**INSTRUCTIONS FOR THE TASK:**
Using the entries that follow, collect the lines where the word "this" appears.

++++++

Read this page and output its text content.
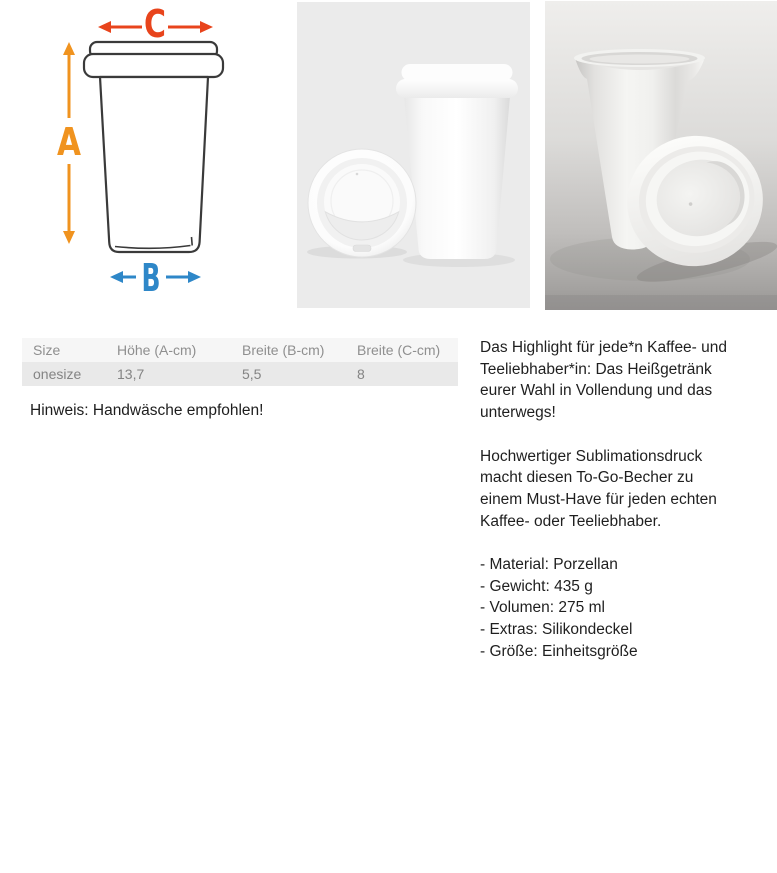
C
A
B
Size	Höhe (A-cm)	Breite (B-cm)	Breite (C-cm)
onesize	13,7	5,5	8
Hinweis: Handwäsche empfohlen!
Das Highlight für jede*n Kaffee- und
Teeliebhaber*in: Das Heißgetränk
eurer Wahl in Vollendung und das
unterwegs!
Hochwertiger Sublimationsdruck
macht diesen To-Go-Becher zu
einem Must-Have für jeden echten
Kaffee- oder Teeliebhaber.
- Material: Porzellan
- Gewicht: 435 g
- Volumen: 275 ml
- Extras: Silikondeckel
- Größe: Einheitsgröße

++++++

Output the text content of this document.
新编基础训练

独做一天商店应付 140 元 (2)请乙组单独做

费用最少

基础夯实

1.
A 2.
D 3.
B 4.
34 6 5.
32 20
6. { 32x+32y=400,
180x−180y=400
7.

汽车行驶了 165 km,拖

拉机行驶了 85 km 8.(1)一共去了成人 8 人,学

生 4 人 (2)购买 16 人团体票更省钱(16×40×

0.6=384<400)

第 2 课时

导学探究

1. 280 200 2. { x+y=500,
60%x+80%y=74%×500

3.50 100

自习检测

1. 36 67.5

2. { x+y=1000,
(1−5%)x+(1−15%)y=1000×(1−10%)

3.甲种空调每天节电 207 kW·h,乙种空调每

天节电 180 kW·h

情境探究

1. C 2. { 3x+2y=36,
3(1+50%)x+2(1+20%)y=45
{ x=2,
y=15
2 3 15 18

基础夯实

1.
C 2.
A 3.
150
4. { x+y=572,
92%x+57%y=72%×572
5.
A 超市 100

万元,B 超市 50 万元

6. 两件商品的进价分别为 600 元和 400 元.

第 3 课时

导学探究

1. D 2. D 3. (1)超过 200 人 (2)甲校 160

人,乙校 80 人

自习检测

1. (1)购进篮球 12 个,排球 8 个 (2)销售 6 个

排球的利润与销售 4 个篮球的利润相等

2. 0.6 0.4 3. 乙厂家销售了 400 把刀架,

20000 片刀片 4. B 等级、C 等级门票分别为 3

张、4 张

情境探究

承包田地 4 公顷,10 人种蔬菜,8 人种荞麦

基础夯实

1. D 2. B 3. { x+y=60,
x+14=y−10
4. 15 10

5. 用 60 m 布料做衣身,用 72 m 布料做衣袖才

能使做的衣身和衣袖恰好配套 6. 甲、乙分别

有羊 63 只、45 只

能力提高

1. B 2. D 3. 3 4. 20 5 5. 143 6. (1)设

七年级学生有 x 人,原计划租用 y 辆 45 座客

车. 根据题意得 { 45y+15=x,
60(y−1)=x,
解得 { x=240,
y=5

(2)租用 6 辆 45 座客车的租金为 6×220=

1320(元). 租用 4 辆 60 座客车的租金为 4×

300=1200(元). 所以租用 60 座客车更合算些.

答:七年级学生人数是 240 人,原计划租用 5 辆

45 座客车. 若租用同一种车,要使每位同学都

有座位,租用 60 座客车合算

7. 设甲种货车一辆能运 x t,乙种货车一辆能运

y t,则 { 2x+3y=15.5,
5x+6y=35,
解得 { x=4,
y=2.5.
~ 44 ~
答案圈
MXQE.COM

++++++

**WRITTEN SOLUTION:**
Read this page and output its text content.
Output the text content of this document.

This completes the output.